Binnen [medeverdachte 1] werd er bijgehouden bij welke budgethouder er nog ruimte was om te frauderen. De budgethouder werd bij de fraude betrokken en de voor de fraude benodigde documenten werden binnen [medeverdachte 1] opgemaakt. Mede gelet op de duur van de fraude, het grote aantal PGB’s waarmee gefraudeerd werd en de stelselmatigheid van de fraude, is de rechtbank van oordeel dat het oogmerk van [medeverdachte 1] en van degenen die daarbij betrokken waren ook gericht was op het plegen van fraude. Elk van de verdachten, en ook overig personeel van [medeverdachte 1] , wist niet alleen van de fraude, maar heeft er, blijkens de hierboven aangehaalde bewijsmiddelen ook een aandeel in gehad. Gelet hierop is de rechtbank van oordeel dat er sprake was van een criminele organisatie en dat [verdachte] daarvan lid was. De criminele organisatie had tot oogmerk het plegen van valsheid in geschrift, verduistering, oplichting, heling en witwassen.

**AANGELEVERDE GEGEVENS**
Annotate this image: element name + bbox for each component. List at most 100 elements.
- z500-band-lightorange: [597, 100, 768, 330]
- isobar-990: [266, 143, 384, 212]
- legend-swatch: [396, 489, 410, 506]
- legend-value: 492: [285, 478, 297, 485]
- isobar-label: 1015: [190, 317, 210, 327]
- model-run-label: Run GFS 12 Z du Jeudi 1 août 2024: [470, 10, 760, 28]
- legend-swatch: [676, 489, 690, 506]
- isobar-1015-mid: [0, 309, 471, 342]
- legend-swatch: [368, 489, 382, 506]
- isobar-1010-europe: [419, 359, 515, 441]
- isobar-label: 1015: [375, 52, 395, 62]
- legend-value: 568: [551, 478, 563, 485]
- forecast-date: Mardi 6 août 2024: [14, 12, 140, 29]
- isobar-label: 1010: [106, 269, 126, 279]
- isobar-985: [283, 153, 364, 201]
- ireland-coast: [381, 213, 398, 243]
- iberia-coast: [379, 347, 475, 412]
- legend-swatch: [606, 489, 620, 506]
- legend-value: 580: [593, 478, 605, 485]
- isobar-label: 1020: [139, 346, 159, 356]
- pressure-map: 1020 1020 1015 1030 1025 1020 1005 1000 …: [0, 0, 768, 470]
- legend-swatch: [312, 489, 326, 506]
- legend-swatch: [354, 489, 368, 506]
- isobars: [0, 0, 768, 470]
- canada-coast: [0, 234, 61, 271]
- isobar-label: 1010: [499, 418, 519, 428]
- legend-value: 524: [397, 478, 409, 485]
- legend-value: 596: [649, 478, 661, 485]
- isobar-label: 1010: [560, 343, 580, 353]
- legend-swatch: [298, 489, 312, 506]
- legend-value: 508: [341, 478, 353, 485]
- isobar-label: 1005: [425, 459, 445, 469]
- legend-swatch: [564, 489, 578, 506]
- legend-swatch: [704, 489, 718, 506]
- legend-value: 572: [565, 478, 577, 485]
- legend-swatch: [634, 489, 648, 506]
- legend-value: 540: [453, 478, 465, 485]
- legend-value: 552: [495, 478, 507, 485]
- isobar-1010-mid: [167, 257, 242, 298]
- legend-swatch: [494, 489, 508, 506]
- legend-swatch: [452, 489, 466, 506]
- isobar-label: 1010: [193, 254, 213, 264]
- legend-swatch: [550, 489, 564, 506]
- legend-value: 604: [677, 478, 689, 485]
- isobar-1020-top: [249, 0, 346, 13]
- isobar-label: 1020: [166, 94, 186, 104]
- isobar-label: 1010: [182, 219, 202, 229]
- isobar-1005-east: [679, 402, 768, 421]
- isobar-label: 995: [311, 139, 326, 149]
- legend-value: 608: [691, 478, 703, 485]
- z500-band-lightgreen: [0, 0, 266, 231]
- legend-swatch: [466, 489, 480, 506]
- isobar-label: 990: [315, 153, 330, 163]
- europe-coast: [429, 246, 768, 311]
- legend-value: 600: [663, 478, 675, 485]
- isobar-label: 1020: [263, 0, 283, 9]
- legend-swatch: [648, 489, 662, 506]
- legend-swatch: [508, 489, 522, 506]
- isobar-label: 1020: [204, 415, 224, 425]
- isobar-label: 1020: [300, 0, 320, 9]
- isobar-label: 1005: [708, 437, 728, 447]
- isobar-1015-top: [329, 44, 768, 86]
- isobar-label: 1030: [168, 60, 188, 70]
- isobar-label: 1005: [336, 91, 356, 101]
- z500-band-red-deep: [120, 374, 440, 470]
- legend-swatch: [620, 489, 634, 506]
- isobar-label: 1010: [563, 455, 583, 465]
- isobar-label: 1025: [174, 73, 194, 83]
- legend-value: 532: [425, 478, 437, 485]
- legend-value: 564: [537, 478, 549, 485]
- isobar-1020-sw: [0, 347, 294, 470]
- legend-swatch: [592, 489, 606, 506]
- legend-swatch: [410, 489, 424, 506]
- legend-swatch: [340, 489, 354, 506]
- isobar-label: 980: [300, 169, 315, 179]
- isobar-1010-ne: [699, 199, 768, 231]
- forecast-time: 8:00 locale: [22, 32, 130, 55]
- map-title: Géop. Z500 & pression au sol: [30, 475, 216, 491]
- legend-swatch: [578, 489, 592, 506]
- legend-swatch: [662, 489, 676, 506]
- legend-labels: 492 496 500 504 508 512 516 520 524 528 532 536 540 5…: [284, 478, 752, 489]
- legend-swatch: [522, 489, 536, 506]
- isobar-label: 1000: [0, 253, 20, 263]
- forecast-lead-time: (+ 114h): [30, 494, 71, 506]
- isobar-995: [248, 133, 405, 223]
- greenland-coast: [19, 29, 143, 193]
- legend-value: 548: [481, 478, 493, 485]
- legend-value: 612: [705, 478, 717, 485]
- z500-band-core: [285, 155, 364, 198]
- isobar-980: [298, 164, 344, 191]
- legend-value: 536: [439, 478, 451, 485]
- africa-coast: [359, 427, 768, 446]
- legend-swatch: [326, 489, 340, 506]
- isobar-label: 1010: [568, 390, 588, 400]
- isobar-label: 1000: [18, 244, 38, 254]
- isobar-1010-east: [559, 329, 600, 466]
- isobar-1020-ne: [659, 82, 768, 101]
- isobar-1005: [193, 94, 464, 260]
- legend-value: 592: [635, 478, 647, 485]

**WAT TE DOEN**
Schrijf de volledige leestekst woord voor woord over. De gegevens hebben niets met de leestekst te maken.

**ANTWOORD**
Binnen [medeverdachte 1] werd er bijgehouden bij welke budgethouder er nog ruimte was om te frauderen. De budgethouder werd bij de fraude betrokken en de voor de fraude benodigde documenten werden binnen [medeverdachte 1] opgemaakt. Mede gelet op de duur van de fraude, het grote aantal PGB’s waarmee gefraudeerd werd en de stelselmatigheid van de fraude, is de rechtbank van oordeel dat het oogmerk van [medeverdachte 1] en van degenen die daarbij betrokken waren ook gericht was op het plegen van fraude. Elk van de verdachten, en ook overig personeel van [medeverdachte 1] , wist niet alleen van de fraude, maar heeft er, blijkens de hierboven aangehaalde bewijsmiddelen ook een aandeel in gehad. Gelet hierop is de rechtbank van oordeel dat er sprake was van een criminele organisatie en dat [verdachte] daarvan lid was. De criminele organisatie had tot oogmerk het plegen van valsheid in geschrift, verduistering, oplichting, heling en witwassen.